Excerpt from a dataset
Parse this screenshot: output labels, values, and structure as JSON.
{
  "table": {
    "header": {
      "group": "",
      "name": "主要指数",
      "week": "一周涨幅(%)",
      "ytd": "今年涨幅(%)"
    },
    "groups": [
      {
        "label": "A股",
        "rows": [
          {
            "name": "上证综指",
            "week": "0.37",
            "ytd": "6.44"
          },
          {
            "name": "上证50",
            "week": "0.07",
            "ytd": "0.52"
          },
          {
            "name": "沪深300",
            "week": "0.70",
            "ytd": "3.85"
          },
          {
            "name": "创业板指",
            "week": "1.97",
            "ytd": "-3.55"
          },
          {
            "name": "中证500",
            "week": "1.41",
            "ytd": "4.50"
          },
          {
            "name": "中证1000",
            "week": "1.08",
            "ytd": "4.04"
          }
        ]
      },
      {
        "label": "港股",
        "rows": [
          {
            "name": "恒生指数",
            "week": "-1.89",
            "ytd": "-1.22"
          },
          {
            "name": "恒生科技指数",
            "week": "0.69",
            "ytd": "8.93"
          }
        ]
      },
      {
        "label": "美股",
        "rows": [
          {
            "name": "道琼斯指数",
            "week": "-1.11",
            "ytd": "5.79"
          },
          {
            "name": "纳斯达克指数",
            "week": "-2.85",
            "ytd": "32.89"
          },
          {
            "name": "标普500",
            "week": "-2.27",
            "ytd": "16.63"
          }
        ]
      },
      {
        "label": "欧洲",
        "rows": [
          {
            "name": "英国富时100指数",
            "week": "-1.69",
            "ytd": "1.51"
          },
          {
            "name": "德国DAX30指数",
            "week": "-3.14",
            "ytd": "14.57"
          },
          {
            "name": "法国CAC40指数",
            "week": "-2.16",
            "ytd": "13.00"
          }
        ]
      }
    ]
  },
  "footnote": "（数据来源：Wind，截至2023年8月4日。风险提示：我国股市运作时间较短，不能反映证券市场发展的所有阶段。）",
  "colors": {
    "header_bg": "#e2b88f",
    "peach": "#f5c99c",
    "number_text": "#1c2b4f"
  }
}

» PROBLEM STATEMENT
Please repeat the listing above in full and exactly.

» EXPECTED ANSWER
Parse this screenshot: output labels, values, and structure as JSON.
{
  "table": {
    "header": {
      "group": "",
      "name": "主要指数",
      "week": "一周涨幅(%)",
      "ytd": "今年涨幅(%)"
    },
    "groups": [
      {
        "label": "A股",
        "rows": [
          {
            "name": "上证综指",
            "week": "0.37",
            "ytd": "6.44"
          },
          {
            "name": "上证50",
            "week": "0.07",
            "ytd": "0.52"
          },
          {
            "name": "沪深300",
            "week": "0.70",
            "ytd": "3.85"
          },
          {
            "name": "创业板指",
            "week": "1.97",
            "ytd": "-3.55"
          },
          {
            "name": "中证500",
            "week": "1.41",
            "ytd": "4.50"
          },
          {
            "name": "中证1000",
            "week": "1.08",
            "ytd": "4.04"
          }
        ]
      },
      {
        "label": "港股",
        "rows": [
          {
            "name": "恒生指数",
            "week": "-1.89",
            "ytd": "-1.22"
          },
          {
            "name": "恒生科技指数",
            "week": "0.69",
            "ytd": "8.93"
          }
        ]
      },
      {
        "label": "美股",
        "rows": [
          {
            "name": "道琼斯指数",
            "week": "-1.11",
            "ytd": "5.79"
          },
          {
            "name": "纳斯达克指数",
            "week": "-2.85",
            "ytd": "32.89"
          },
          {
            "name": "标普500",
            "week": "-2.27",
            "ytd": "16.63"
          }
        ]
      },
      {
        "label": "欧洲",
        "rows": [
          {
            "name": "英国富时100指数",
            "week": "-1.69",
            "ytd": "1.51"
          },
          {
            "name": "德国DAX30指数",
            "week": "-3.14",
            "ytd": "14.57"
          },
          {
            "name": "法国CAC40指数",
            "week": "-2.16",
            "ytd": "13.00"
          }
        ]
      }
    ]
  },
  "footnote": "（数据来源：Wind，截至2023年8月4日。风险提示：我国股市运作时间较短，不能反映证券市场发展的所有阶段。）",
  "colors": {
    "header_bg": "#e2b88f",
    "peach": "#f5c99c",
    "number_text": "#1c2b4f"
  }
}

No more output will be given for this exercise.